- _Goal_: Whenever a line contains the string "this", copy it out of the entries.

== Records provided

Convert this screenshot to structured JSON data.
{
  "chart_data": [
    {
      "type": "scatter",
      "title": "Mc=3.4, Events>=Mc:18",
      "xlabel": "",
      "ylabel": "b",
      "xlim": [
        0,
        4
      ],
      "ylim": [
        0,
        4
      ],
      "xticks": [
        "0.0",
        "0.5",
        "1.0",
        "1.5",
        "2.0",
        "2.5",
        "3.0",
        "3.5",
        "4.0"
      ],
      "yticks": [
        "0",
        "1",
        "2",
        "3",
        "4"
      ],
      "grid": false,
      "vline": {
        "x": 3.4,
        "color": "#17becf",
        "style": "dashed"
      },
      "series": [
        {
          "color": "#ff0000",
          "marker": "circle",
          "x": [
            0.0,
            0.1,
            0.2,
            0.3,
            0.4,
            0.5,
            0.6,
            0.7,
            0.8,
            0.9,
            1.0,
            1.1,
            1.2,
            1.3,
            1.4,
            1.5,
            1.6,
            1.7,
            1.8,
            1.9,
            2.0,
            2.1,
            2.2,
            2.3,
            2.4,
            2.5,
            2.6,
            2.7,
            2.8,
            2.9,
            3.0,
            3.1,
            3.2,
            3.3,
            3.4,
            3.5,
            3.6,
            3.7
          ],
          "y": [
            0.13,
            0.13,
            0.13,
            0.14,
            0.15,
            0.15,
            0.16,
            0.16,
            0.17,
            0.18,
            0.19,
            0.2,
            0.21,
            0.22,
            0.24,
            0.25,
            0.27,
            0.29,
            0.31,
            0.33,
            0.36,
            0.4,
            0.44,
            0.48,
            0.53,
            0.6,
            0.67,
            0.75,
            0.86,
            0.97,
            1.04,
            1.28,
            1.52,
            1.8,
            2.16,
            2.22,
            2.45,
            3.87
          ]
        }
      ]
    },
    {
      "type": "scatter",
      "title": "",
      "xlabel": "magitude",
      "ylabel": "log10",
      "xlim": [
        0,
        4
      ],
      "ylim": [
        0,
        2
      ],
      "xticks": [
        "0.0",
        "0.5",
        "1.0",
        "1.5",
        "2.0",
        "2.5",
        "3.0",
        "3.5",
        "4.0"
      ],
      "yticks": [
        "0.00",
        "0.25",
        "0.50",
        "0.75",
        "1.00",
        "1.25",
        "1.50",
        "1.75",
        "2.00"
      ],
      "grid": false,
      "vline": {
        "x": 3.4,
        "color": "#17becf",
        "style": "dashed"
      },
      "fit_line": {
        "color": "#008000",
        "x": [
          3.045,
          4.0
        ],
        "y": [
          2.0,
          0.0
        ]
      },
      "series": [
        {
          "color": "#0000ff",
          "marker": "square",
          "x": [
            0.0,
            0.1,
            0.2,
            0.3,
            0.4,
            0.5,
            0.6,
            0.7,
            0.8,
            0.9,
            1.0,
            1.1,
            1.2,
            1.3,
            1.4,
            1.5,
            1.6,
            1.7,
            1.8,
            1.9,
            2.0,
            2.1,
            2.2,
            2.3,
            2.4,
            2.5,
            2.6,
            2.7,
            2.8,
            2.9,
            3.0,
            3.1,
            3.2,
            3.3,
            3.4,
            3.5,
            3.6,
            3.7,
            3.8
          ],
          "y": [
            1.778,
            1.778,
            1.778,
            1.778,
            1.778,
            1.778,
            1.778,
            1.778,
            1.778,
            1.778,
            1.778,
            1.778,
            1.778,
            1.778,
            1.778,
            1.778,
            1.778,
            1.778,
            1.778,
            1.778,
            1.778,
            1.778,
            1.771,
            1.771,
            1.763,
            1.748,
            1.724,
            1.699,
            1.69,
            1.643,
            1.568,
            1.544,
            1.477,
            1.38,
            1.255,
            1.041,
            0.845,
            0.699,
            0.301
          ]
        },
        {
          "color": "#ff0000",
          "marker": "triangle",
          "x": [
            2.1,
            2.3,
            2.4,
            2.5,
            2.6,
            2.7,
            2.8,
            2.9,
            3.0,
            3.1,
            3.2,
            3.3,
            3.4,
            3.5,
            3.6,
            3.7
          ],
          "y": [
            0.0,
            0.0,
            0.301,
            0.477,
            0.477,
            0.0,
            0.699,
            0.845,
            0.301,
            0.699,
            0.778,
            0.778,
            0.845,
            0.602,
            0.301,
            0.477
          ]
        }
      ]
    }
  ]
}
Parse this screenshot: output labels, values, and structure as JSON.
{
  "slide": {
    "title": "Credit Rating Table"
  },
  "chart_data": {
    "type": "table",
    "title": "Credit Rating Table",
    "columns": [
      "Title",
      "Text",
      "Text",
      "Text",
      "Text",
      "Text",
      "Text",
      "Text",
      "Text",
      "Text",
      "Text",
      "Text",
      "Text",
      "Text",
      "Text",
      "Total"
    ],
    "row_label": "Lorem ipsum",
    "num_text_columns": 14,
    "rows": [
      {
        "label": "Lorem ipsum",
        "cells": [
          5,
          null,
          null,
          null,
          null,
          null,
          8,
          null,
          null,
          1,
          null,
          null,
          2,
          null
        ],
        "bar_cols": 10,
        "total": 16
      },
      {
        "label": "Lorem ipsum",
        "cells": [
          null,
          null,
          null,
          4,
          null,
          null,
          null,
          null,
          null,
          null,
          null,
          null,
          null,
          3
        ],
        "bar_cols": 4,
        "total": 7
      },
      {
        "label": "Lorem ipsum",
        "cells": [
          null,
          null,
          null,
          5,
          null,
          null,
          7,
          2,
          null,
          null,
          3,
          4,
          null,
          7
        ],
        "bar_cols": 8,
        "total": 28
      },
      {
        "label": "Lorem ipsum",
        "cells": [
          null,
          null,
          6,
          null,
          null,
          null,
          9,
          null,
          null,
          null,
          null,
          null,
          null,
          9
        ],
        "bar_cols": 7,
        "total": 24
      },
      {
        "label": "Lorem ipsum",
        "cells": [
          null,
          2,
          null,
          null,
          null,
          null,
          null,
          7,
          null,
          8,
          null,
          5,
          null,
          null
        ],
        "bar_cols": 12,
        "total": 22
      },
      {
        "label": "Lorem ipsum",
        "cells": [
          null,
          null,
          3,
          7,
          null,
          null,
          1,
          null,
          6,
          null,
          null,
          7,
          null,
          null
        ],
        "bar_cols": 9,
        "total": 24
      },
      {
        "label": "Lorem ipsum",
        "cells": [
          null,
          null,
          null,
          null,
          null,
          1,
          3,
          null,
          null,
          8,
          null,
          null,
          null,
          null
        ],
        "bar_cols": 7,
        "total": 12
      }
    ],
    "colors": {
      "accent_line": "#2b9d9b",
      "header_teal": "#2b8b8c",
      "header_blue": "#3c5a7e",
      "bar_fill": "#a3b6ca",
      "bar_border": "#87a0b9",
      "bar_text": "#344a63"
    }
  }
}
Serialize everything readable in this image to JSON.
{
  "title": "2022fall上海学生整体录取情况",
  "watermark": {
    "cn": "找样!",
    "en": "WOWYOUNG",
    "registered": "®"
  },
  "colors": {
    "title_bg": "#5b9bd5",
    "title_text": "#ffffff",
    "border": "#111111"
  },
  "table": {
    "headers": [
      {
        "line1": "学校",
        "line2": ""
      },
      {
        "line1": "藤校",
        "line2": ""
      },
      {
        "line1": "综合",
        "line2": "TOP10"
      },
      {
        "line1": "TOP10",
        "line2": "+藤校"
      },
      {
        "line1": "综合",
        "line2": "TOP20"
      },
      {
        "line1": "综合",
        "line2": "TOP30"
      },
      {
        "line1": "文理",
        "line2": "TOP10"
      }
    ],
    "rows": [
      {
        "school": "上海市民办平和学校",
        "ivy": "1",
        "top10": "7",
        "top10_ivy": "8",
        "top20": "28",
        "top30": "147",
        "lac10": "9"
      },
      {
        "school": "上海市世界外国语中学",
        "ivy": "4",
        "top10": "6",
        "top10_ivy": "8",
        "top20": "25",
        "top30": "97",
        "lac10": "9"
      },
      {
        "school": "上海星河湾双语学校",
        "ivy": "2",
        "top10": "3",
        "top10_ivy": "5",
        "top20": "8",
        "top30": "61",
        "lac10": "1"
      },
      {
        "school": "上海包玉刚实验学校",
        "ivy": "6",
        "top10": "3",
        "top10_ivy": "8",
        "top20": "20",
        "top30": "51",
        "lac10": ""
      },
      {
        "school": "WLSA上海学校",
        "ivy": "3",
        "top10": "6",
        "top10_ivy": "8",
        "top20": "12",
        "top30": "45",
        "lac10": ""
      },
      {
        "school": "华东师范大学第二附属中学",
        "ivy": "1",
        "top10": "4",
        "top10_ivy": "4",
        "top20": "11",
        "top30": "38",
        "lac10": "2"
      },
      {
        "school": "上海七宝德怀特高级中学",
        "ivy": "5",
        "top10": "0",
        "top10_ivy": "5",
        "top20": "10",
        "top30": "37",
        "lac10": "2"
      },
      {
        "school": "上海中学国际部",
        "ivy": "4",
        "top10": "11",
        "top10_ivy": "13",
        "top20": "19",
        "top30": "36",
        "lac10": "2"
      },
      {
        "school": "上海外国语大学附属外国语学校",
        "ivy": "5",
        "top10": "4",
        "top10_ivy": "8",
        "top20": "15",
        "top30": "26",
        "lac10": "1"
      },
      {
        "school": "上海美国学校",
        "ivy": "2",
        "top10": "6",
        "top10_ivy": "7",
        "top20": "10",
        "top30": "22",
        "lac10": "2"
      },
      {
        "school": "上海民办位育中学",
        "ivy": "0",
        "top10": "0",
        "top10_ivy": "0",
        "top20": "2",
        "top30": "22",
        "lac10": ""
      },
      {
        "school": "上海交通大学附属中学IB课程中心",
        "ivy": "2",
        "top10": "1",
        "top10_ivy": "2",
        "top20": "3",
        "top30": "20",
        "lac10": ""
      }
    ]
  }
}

====

- _Written answer_:
Convert this screenshot to structured JSON data.
Parse this screenshot: output labels, values, and structure as JSON.
Serialize everything readable in this image to JSON.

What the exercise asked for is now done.